▸ **WORK TO COMPLETE**
Repeat all of the records verbatim.

▸ **DATASET RECORDS**

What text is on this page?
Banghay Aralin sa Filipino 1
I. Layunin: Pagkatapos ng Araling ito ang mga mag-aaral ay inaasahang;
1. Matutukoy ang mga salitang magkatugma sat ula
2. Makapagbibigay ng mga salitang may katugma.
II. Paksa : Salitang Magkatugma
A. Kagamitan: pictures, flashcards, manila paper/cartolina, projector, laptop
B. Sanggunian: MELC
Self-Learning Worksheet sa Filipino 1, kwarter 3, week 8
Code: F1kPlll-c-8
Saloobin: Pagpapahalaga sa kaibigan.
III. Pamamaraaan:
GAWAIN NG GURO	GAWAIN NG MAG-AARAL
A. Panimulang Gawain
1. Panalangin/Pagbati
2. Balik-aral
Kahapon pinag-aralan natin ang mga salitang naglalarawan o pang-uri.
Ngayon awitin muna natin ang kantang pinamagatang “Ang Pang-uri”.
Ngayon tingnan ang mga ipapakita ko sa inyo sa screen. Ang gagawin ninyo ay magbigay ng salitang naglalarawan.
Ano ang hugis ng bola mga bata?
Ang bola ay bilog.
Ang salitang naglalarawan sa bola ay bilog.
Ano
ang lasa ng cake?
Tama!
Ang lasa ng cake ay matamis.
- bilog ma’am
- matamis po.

▸ **OUTPUT**
What text is on this page?
Banghay Aralin sa Filipino 1
I. Layunin: Pagkatapos ng Araling ito ang mga mag-aaral ay inaasahang;
1. Matutukoy ang mga salitang magkatugma sat ula
2. Makapagbibigay ng mga salitang may katugma.
II. Paksa : Salitang Magkatugma
A. Kagamitan: pictures, flashcards, manila paper/cartolina, projector, laptop
B. Sanggunian: MELC
Self-Learning Worksheet sa Filipino 1, kwarter 3, week 8
Code: F1kPlll-c-8
Saloobin: Pagpapahalaga sa kaibigan.
III. Pamamaraaan:
GAWAIN NG GURO	GAWAIN NG MAG-AARAL
A. Panimulang Gawain
1. Panalangin/Pagbati
2. Balik-aral
Kahapon pinag-aralan natin ang mga salitang naglalarawan o pang-uri.
Ngayon awitin muna natin ang kantang pinamagatang “Ang Pang-uri”.
Ngayon tingnan ang mga ipapakita ko sa inyo sa screen. Ang gagawin ninyo ay magbigay ng salitang naglalarawan.
Ano ang hugis ng bola mga bata?
Ang bola ay bilog.
Ang salitang naglalarawan sa bola ay bilog.
Ano
ang lasa ng cake?
Tama!
Ang lasa ng cake ay matamis.
- bilog ma’am
- matamis po.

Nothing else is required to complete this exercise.